(Collected data entries)
* * * * * * * * *

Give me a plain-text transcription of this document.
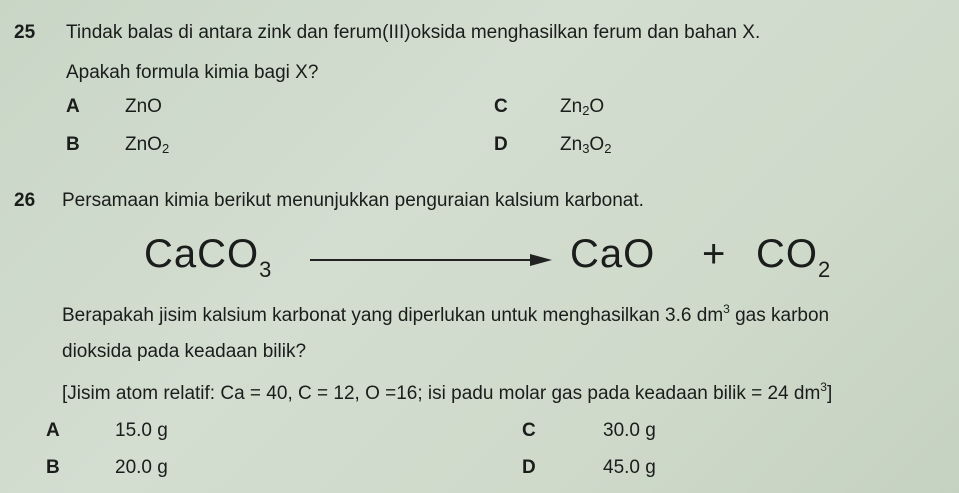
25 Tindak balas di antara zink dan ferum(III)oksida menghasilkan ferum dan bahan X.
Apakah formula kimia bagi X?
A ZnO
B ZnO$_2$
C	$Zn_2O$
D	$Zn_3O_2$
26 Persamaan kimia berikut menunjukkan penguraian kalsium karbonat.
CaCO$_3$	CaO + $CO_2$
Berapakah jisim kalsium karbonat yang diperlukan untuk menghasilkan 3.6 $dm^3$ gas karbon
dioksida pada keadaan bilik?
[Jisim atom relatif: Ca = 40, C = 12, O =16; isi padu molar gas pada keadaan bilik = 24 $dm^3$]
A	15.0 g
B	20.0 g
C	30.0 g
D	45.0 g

* * * * * * * * *

**Work to do:**
Reproduce the records verbatim, omitting all images they contain.

**Completed task:**
Give me a plain-text transcription of this document.
25 Tindak balas di antara zink dan ferum(III)oksida menghasilkan ferum dan bahan X.
Apakah formula kimia bagi X?
A ZnO
B ZnO$_2$
C	$Zn_2O$
D	$Zn_3O_2$
26 Persamaan kimia berikut menunjukkan penguraian kalsium karbonat.
CaCO$_3$	CaO + $CO_2$
Berapakah jisim kalsium karbonat yang diperlukan untuk menghasilkan 3.6 $dm^3$ gas karbon
dioksida pada keadaan bilik?
[Jisim atom relatif: Ca = 40, C = 12, O =16; isi padu molar gas pada keadaan bilik = 24 $dm^3$]
A	15.0 g
B	20.0 g
C	30.0 g
D	45.0 g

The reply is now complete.